Task statement
All of the listing below must be repeated word for word. Pictures are the only thing to omit.

Records for this exercise
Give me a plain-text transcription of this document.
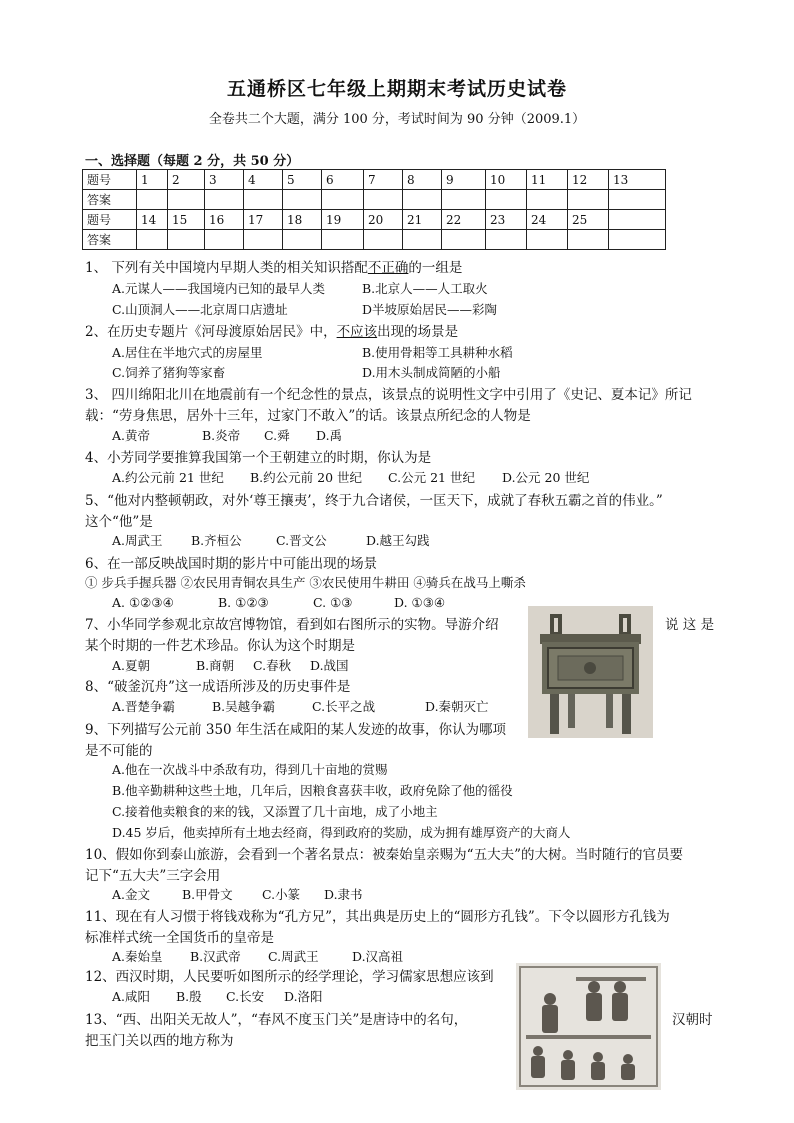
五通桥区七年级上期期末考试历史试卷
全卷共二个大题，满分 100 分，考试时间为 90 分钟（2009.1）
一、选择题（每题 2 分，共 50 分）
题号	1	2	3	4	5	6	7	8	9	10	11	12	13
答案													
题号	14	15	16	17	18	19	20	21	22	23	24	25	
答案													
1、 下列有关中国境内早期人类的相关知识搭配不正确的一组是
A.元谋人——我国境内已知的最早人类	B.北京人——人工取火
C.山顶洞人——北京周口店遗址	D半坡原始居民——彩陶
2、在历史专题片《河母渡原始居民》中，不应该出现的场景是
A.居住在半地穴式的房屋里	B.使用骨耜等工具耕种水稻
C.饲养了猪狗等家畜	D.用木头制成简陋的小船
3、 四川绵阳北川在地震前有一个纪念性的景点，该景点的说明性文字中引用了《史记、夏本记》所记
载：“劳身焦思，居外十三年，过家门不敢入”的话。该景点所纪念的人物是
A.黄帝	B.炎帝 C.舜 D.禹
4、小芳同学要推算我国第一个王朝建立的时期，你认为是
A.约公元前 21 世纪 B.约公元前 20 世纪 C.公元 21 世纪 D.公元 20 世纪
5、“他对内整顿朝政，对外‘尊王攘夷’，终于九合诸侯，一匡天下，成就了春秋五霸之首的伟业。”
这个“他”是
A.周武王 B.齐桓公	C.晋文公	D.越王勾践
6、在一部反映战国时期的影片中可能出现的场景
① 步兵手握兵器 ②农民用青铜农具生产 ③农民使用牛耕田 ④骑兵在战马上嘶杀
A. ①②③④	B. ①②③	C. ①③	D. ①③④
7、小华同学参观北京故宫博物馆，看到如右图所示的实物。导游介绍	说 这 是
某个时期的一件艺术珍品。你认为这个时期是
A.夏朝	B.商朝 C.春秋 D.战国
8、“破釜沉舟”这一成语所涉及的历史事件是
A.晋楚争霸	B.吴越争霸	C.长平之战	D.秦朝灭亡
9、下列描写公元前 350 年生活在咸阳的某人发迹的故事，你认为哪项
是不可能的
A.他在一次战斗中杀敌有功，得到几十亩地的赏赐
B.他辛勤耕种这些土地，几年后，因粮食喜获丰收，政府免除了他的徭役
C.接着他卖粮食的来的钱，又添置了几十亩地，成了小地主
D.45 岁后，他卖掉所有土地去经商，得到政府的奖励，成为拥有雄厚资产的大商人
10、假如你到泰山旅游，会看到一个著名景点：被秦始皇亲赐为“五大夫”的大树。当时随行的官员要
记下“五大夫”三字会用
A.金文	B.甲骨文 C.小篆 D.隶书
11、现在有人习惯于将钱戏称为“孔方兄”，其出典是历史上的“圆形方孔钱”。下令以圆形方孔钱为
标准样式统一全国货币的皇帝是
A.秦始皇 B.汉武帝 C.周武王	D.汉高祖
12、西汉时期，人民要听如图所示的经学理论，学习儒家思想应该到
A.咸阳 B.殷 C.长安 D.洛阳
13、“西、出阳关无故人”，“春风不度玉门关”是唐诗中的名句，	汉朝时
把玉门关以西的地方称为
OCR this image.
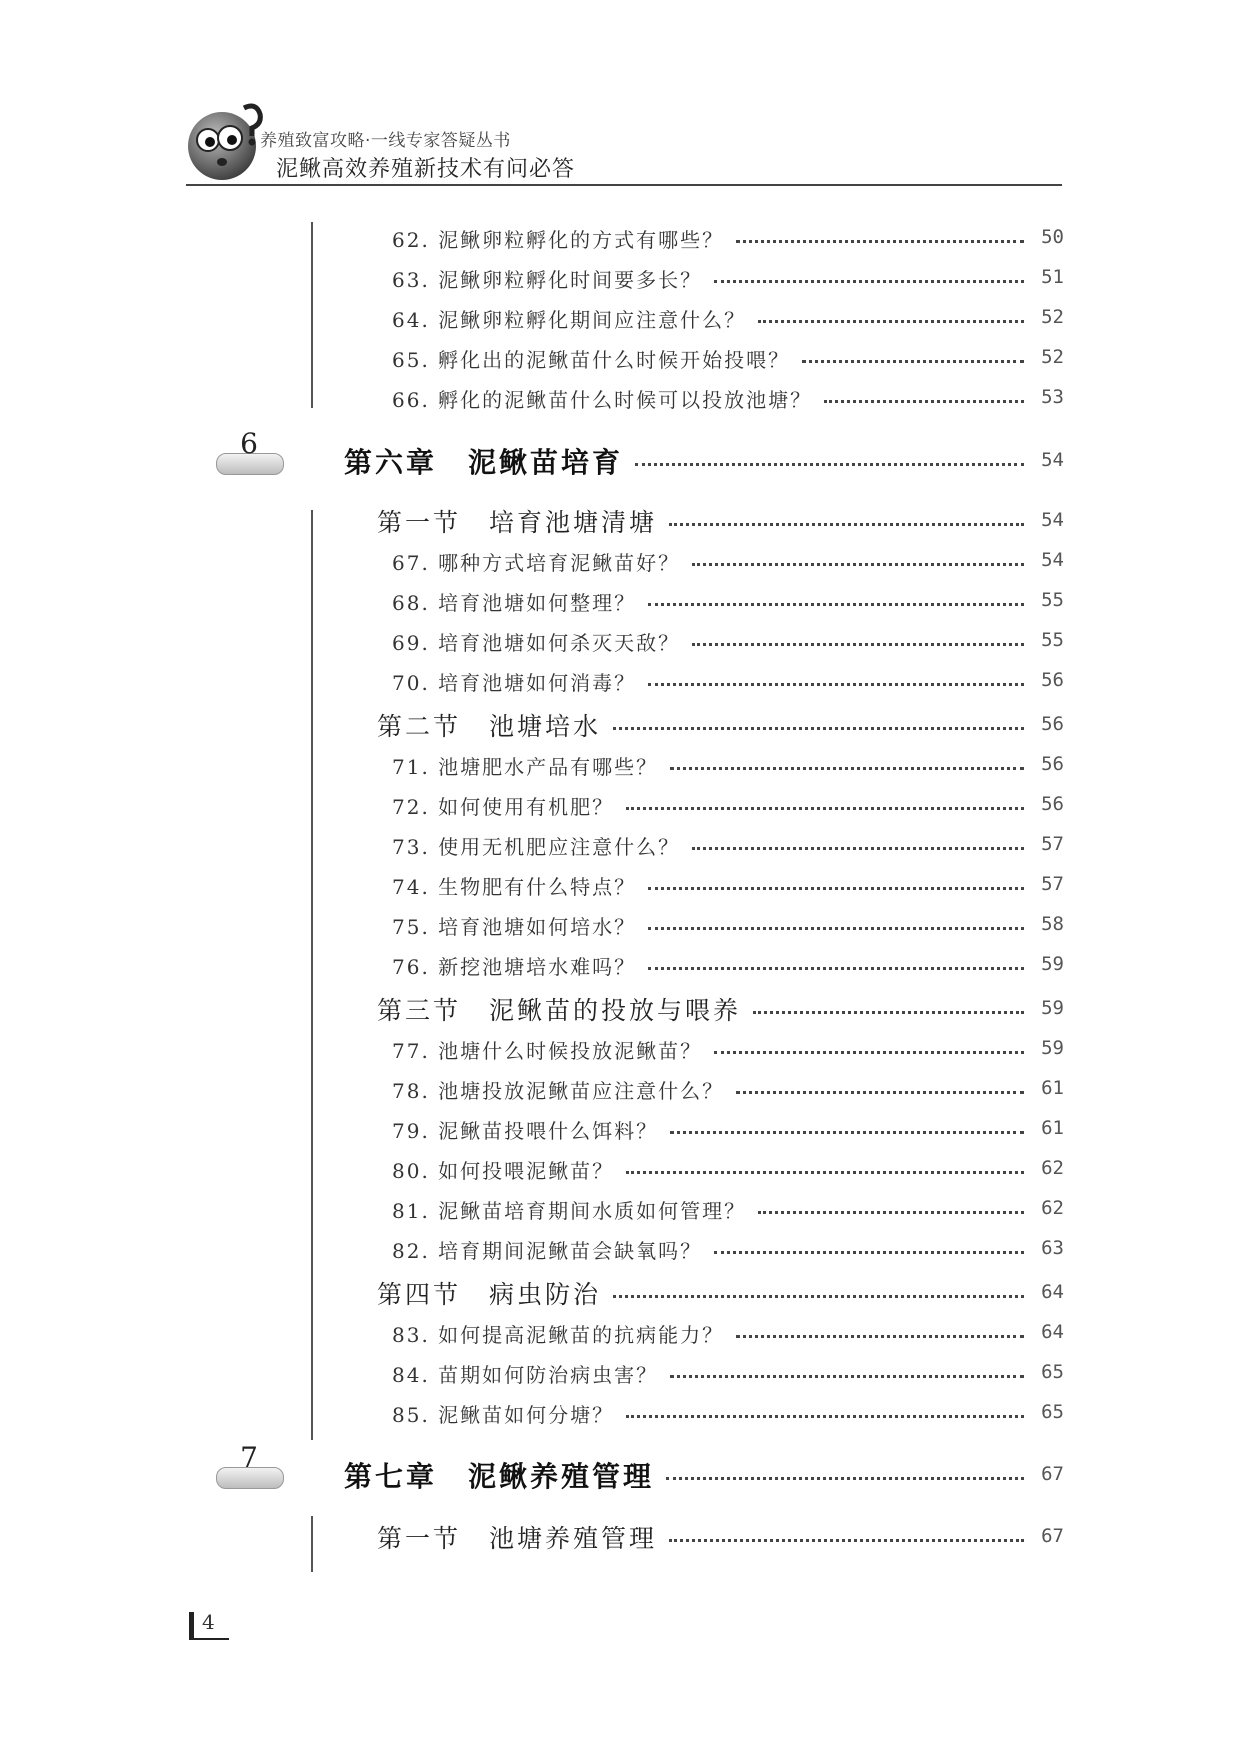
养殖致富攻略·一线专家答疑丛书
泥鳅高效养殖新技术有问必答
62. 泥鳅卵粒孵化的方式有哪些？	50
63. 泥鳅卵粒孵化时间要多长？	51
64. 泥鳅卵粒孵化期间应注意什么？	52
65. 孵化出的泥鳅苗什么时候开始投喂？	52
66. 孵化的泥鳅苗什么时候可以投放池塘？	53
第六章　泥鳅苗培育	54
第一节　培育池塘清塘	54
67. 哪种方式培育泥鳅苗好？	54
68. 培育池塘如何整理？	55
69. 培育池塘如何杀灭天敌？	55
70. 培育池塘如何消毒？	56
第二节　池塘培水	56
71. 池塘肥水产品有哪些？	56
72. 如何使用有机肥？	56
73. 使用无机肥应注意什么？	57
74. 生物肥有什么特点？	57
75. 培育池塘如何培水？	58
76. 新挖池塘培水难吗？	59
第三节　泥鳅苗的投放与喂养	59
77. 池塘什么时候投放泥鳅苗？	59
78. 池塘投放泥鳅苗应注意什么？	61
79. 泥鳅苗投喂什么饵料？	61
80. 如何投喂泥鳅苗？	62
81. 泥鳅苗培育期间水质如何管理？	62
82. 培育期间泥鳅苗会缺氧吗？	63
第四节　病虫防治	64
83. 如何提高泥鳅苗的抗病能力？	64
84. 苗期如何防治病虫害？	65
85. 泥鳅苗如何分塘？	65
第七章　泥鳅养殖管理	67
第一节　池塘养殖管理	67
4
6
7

Task answer
Give me a plain-text transcription of this document.
五通桥区七年级上期期末考试历史试卷
全卷共二个大题，满分 100 分，考试时间为 90 分钟（2009.1）
一、选择题（每题 2 分，共 50 分）
题号	1	2	3	4	5	6	7	8	9	10	11	12	13
答案													
题号	14	15	16	17	18	19	20	21	22	23	24	25	
答案													
1、 下列有关中国境内早期人类的相关知识搭配不正确的一组是
A.元谋人——我国境内已知的最早人类	B.北京人——人工取火
C.山顶洞人——北京周口店遗址	D半坡原始居民——彩陶
2、在历史专题片《河母渡原始居民》中，不应该出现的场景是
A.居住在半地穴式的房屋里	B.使用骨耜等工具耕种水稻
C.饲养了猪狗等家畜	D.用木头制成简陋的小船
3、 四川绵阳北川在地震前有一个纪念性的景点，该景点的说明性文字中引用了《史记、夏本记》所记
载：“劳身焦思，居外十三年，过家门不敢入”的话。该景点所纪念的人物是
A.黄帝	B.炎帝 C.舜 D.禹
4、小芳同学要推算我国第一个王朝建立的时期，你认为是
A.约公元前 21 世纪 B.约公元前 20 世纪 C.公元 21 世纪 D.公元 20 世纪
5、“他对内整顿朝政，对外‘尊王攘夷’，终于九合诸侯，一匡天下，成就了春秋五霸之首的伟业。”
这个“他”是
A.周武王 B.齐桓公	C.晋文公	D.越王勾践
6、在一部反映战国时期的影片中可能出现的场景
① 步兵手握兵器 ②农民用青铜农具生产 ③农民使用牛耕田 ④骑兵在战马上嘶杀
A. ①②③④	B. ①②③	C. ①③	D. ①③④
7、小华同学参观北京故宫博物馆，看到如右图所示的实物。导游介绍	说 这 是
某个时期的一件艺术珍品。你认为这个时期是
A.夏朝	B.商朝 C.春秋 D.战国
8、“破釜沉舟”这一成语所涉及的历史事件是
A.晋楚争霸	B.吴越争霸	C.长平之战	D.秦朝灭亡
9、下列描写公元前 350 年生活在咸阳的某人发迹的故事，你认为哪项
是不可能的
A.他在一次战斗中杀敌有功，得到几十亩地的赏赐
B.他辛勤耕种这些土地，几年后，因粮食喜获丰收，政府免除了他的徭役
C.接着他卖粮食的来的钱，又添置了几十亩地，成了小地主
D.45 岁后，他卖掉所有土地去经商，得到政府的奖励，成为拥有雄厚资产的大商人
10、假如你到泰山旅游，会看到一个著名景点：被秦始皇亲赐为“五大夫”的大树。当时随行的官员要
记下“五大夫”三字会用
A.金文	B.甲骨文 C.小篆 D.隶书
11、现在有人习惯于将钱戏称为“孔方兄”，其出典是历史上的“圆形方孔钱”。下令以圆形方孔钱为
标准样式统一全国货币的皇帝是
A.秦始皇 B.汉武帝 C.周武王	D.汉高祖
12、西汉时期，人民要听如图所示的经学理论，学习儒家思想应该到
A.咸阳 B.殷 C.长安 D.洛阳
13、“西、出阳关无故人”，“春风不度玉门关”是唐诗中的名句，	汉朝时
把玉门关以西的地方称为
OCR this image.
养殖致富攻略·一线专家答疑丛书
泥鳅高效养殖新技术有问必答
62. 泥鳅卵粒孵化的方式有哪些？	50
63. 泥鳅卵粒孵化时间要多长？	51
64. 泥鳅卵粒孵化期间应注意什么？	52
65. 孵化出的泥鳅苗什么时候开始投喂？	52
66. 孵化的泥鳅苗什么时候可以投放池塘？	53
第六章　泥鳅苗培育	54
第一节　培育池塘清塘	54
67. 哪种方式培育泥鳅苗好？	54
68. 培育池塘如何整理？	55
69. 培育池塘如何杀灭天敌？	55
70. 培育池塘如何消毒？	56
第二节　池塘培水	56
71. 池塘肥水产品有哪些？	56
72. 如何使用有机肥？	56
73. 使用无机肥应注意什么？	57
74. 生物肥有什么特点？	57
75. 培育池塘如何培水？	58
76. 新挖池塘培水难吗？	59
第三节　泥鳅苗的投放与喂养	59
77. 池塘什么时候投放泥鳅苗？	59
78. 池塘投放泥鳅苗应注意什么？	61
79. 泥鳅苗投喂什么饵料？	61
80. 如何投喂泥鳅苗？	62
81. 泥鳅苗培育期间水质如何管理？	62
82. 培育期间泥鳅苗会缺氧吗？	63
第四节　病虫防治	64
83. 如何提高泥鳅苗的抗病能力？	64
84. 苗期如何防治病虫害？	65
85. 泥鳅苗如何分塘？	65
第七章　泥鳅养殖管理	67
第一节　池塘养殖管理	67
4
6
7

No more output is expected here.